WRITTEN REQUEST.
Write out the records beneath this line exactly as they appear, minus any images.

Dataset items.
+ + +
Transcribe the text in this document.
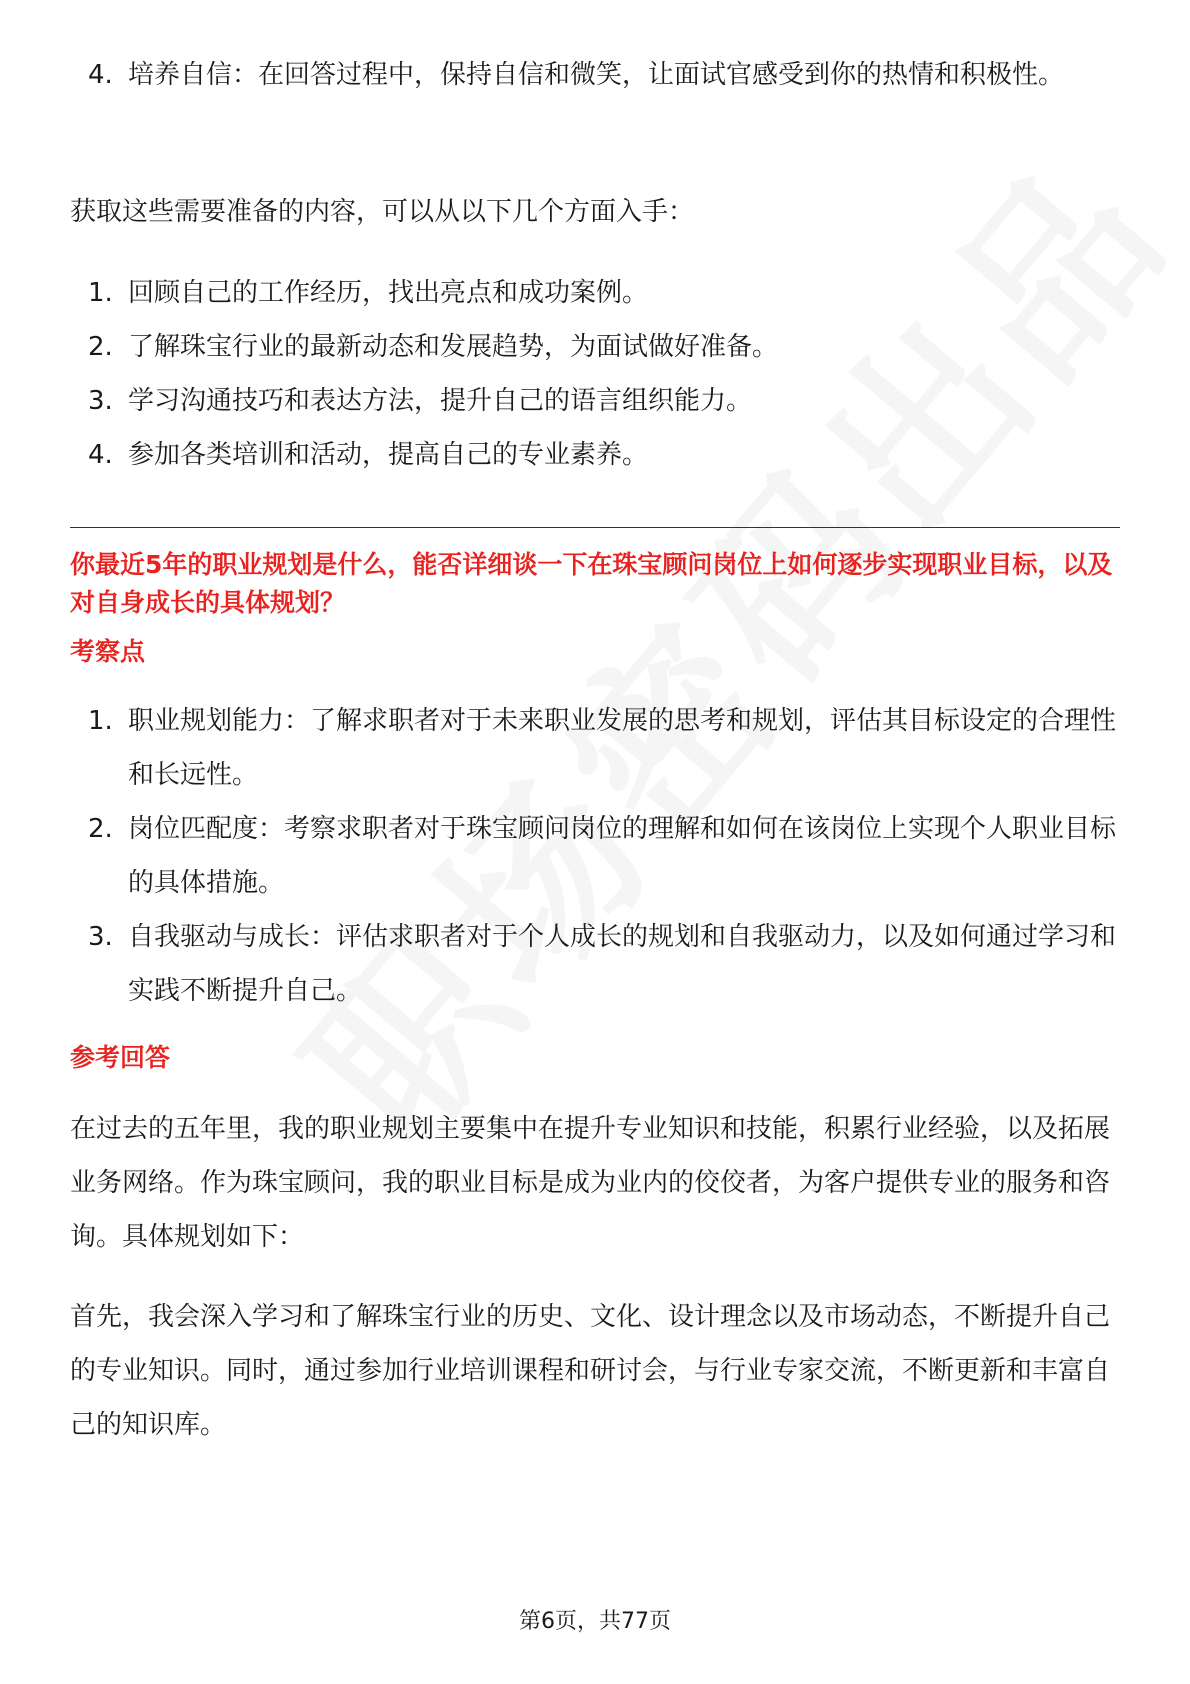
4. 培养自信：在回答过程中，保持自信和微笑，让面试官感受到你的热情和积极性。

获取这些需要准备的内容，可以从以下几个方面入手：

1. 回顾自己的工作经历，找出亮点和成功案例。
2. 了解珠宝行业的最新动态和发展趋势，为面试做好准备。
3. 学习沟通技巧和表达方法，提升自己的语言组织能力。
4. 参加各类培训和活动，提高自己的专业素养。

你最近5年的职业规划是什么，能否详细谈一下在珠宝顾问岗位上如何逐步实现职业目标，以及对自身成长的具体规划？

考察点

1. 职业规划能力：了解求职者对于未来职业发展的思考和规划，评估其目标设定的合理性和长远性。
2. 岗位匹配度：考察求职者对于珠宝顾问岗位的理解和如何在该岗位上实现个人职业目标的具体措施。
3. 自我驱动与成长：评估求职者对于个人成长的规划和自我驱动力，以及如何通过学习和实践不断提升自己。

参考回答

在过去的五年里，我的职业规划主要集中在提升专业知识和技能，积累行业经验，以及拓展业务网络。作为珠宝顾问，我的职业目标是成为业内的佼佼者，为客户提供专业的服务和咨询。具体规划如下：

首先，我会深入学习和了解珠宝行业的历史、文化、设计理念以及市场动态，不断提升自己的专业知识。同时，通过参加行业培训课程和研讨会，与行业专家交流，不断更新和丰富自己的知识库。

第6页，共77页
+ + +
WRITTEN SOLUTION.
Transcribe the text in this document.
4. 培养自信：在回答过程中，保持自信和微笑，让面试官感受到你的热情和积极性。

获取这些需要准备的内容，可以从以下几个方面入手：

1. 回顾自己的工作经历，找出亮点和成功案例。
2. 了解珠宝行业的最新动态和发展趋势，为面试做好准备。
3. 学习沟通技巧和表达方法，提升自己的语言组织能力。
4. 参加各类培训和活动，提高自己的专业素养。

你最近5年的职业规划是什么，能否详细谈一下在珠宝顾问岗位上如何逐步实现职业目标，以及对自身成长的具体规划？

考察点

1. 职业规划能力：了解求职者对于未来职业发展的思考和规划，评估其目标设定的合理性和长远性。
2. 岗位匹配度：考察求职者对于珠宝顾问岗位的理解和如何在该岗位上实现个人职业目标的具体措施。
3. 自我驱动与成长：评估求职者对于个人成长的规划和自我驱动力，以及如何通过学习和实践不断提升自己。

参考回答

在过去的五年里，我的职业规划主要集中在提升专业知识和技能，积累行业经验，以及拓展业务网络。作为珠宝顾问，我的职业目标是成为业内的佼佼者，为客户提供专业的服务和咨询。具体规划如下：

首先，我会深入学习和了解珠宝行业的历史、文化、设计理念以及市场动态，不断提升自己的专业知识。同时，通过参加行业培训课程和研讨会，与行业专家交流，不断更新和丰富自己的知识库。

第6页，共77页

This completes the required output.